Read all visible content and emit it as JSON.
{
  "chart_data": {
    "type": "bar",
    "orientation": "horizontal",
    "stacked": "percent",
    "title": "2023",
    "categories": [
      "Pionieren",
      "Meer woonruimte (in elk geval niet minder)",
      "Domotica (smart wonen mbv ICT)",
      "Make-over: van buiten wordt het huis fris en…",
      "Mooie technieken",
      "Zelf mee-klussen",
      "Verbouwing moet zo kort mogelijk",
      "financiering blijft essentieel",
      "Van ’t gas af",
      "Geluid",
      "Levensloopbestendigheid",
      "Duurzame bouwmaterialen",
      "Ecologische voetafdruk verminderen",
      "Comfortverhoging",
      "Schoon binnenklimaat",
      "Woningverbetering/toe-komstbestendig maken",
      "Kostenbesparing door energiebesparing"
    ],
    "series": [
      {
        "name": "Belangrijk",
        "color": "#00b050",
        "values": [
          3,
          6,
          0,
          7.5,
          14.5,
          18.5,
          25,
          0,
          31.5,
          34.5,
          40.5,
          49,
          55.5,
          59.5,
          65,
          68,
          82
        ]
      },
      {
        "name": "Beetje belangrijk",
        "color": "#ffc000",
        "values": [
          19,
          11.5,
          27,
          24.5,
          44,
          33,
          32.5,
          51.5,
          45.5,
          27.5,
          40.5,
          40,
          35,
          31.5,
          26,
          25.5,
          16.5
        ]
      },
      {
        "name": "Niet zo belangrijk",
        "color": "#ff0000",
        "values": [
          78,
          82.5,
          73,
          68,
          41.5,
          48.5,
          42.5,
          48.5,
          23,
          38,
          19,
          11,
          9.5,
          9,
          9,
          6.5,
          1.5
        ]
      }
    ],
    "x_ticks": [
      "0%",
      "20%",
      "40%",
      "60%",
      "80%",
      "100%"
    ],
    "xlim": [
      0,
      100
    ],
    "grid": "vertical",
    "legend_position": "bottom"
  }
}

════════════════

Reproduce every line of the data verbatim.

Read all visible content and emit it as JSON.
{
  "chart_data": {
    "type": "bar",
    "orientation": "horizontal",
    "stacked": "percent",
    "title": "2023",
    "categories": [
      "Pionieren",
      "Meer woonruimte (in elk geval niet minder)",
      "Domotica (smart wonen mbv ICT)",
      "Make-over: van buiten wordt het huis fris en…",
      "Mooie technieken",
      "Zelf mee-klussen",
      "Verbouwing moet zo kort mogelijk",
      "financiering blijft essentieel",
      "Van ’t gas af",
      "Geluid",
      "Levensloopbestendigheid",
      "Duurzame bouwmaterialen",
      "Ecologische voetafdruk verminderen",
      "Comfortverhoging",
      "Schoon binnenklimaat",
      "Woningverbetering/toe-komstbestendig maken",
      "Kostenbesparing door energiebesparing"
    ],
    "series": [
      {
        "name": "Belangrijk",
        "color": "#00b050",
        "values": [
          3,
          6,
          0,
          7.5,
          14.5,
          18.5,
          25,
          0,
          31.5,
          34.5,
          40.5,
          49,
          55.5,
          59.5,
          65,
          68,
          82
        ]
      },
      {
        "name": "Beetje belangrijk",
        "color": "#ffc000",
        "values": [
          19,
          11.5,
          27,
          24.5,
          44,
          33,
          32.5,
          51.5,
          45.5,
          27.5,
          40.5,
          40,
          35,
          31.5,
          26,
          25.5,
          16.5
        ]
      },
      {
        "name": "Niet zo belangrijk",
        "color": "#ff0000",
        "values": [
          78,
          82.5,
          73,
          68,
          41.5,
          48.5,
          42.5,
          48.5,
          23,
          38,
          19,
          11,
          9.5,
          9,
          9,
          6.5,
          1.5
        ]
      }
    ],
    "x_ticks": [
      "0%",
      "20%",
      "40%",
      "60%",
      "80%",
      "100%"
    ],
    "xlim": [
      0,
      100
    ],
    "grid": "vertical",
    "legend_position": "bottom"
  }
}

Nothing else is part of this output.